**Work to complete:** Provide only the number of lines in the data below that contain the string "logo".

**Provided records:**
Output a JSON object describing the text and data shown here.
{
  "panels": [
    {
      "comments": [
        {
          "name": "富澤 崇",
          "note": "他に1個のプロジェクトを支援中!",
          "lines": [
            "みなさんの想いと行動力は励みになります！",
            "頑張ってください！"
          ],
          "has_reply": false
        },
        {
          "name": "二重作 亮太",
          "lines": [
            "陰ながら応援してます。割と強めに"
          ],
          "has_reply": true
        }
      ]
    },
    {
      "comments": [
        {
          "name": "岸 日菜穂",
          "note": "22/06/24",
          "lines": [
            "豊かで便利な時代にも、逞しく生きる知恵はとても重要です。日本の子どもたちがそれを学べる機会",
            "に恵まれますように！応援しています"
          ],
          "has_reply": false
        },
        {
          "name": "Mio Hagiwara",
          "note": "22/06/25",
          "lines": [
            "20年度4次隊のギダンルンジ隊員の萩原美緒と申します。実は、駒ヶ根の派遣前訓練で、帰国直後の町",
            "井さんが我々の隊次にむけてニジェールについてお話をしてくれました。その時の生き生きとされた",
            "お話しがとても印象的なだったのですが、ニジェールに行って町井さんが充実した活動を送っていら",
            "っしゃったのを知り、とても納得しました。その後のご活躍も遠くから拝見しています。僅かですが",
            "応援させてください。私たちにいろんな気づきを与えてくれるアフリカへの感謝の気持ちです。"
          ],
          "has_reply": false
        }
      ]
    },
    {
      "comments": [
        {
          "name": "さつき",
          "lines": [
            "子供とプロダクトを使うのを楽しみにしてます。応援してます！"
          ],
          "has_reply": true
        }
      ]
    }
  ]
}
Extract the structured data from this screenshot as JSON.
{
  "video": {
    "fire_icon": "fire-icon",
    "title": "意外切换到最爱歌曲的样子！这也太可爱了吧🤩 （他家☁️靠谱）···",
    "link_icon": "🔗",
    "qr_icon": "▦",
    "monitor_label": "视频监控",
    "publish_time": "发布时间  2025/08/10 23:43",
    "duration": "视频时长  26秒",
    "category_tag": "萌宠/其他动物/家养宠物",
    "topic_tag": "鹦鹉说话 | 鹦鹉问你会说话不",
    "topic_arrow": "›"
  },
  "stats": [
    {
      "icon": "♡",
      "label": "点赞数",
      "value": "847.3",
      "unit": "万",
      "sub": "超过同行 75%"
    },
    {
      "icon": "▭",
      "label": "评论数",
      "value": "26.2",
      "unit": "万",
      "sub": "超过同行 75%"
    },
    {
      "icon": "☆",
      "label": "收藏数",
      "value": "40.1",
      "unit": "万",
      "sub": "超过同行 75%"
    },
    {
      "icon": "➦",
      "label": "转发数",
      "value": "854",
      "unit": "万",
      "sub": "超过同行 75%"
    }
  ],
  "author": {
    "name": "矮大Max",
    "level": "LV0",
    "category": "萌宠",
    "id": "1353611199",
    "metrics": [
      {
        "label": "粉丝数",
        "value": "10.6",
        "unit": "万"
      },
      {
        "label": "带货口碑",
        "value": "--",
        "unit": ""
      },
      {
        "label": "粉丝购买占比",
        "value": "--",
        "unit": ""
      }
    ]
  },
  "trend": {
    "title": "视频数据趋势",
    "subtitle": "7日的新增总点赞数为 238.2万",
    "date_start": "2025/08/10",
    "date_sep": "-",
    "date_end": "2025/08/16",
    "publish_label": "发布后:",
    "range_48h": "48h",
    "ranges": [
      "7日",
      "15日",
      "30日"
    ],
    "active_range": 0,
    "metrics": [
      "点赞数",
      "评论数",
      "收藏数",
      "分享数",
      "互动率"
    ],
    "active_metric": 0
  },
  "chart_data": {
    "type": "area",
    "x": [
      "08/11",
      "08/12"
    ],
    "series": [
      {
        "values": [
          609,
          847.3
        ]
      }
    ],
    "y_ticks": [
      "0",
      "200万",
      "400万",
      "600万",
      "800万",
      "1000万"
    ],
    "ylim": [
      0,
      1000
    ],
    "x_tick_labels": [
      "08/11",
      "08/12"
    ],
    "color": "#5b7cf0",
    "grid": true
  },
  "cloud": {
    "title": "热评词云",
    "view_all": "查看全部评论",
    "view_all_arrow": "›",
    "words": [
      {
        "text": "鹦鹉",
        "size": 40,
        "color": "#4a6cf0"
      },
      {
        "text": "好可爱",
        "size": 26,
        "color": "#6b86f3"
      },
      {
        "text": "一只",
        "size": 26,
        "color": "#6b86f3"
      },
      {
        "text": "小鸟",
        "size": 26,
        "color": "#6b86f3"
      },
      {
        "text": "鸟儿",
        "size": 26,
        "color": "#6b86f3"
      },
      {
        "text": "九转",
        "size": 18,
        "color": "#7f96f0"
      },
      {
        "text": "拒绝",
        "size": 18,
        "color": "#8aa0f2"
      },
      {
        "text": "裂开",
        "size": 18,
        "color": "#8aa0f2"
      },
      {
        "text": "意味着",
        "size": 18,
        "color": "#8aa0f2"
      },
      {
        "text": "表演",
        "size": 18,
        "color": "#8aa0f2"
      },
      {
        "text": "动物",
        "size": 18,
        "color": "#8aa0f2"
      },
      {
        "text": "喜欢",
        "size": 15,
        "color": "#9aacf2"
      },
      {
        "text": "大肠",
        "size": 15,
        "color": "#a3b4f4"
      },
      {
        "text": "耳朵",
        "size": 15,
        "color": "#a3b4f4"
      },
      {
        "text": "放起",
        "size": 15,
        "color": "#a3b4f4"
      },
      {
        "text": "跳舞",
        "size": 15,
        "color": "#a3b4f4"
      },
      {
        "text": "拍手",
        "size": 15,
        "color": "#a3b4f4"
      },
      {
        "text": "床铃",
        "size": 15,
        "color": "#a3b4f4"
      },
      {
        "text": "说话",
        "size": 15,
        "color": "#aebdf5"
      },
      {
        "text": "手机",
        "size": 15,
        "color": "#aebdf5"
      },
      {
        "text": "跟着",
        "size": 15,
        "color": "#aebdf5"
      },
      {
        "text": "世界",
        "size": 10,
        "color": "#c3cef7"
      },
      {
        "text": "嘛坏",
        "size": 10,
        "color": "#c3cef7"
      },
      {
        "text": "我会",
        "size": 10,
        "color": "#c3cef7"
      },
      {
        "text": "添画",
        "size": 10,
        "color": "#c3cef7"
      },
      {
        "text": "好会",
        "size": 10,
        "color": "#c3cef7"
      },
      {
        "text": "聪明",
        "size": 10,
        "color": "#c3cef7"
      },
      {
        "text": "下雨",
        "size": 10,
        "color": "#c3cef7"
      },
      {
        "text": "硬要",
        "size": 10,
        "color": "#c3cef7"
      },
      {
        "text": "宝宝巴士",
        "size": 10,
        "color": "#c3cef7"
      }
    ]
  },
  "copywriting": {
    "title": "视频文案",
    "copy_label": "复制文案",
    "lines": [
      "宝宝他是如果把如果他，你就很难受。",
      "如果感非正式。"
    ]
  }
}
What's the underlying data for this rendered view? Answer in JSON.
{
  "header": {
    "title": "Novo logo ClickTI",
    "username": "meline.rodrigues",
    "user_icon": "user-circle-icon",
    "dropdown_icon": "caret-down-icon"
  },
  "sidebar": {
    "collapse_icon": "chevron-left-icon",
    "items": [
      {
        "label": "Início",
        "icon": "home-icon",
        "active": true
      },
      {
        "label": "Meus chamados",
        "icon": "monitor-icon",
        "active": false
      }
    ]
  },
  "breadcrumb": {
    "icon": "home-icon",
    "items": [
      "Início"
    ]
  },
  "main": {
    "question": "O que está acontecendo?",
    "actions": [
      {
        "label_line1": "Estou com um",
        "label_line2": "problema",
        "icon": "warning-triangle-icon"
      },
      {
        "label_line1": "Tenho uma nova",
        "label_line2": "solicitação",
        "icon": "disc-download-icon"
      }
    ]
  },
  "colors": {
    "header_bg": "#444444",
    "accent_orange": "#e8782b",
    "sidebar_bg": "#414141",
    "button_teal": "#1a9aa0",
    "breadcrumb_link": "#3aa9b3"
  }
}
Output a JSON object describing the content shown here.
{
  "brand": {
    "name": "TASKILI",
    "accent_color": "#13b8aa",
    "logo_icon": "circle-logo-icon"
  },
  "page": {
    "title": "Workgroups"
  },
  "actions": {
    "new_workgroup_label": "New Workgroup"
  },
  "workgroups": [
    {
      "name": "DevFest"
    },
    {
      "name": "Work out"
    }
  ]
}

**The completed task:** 2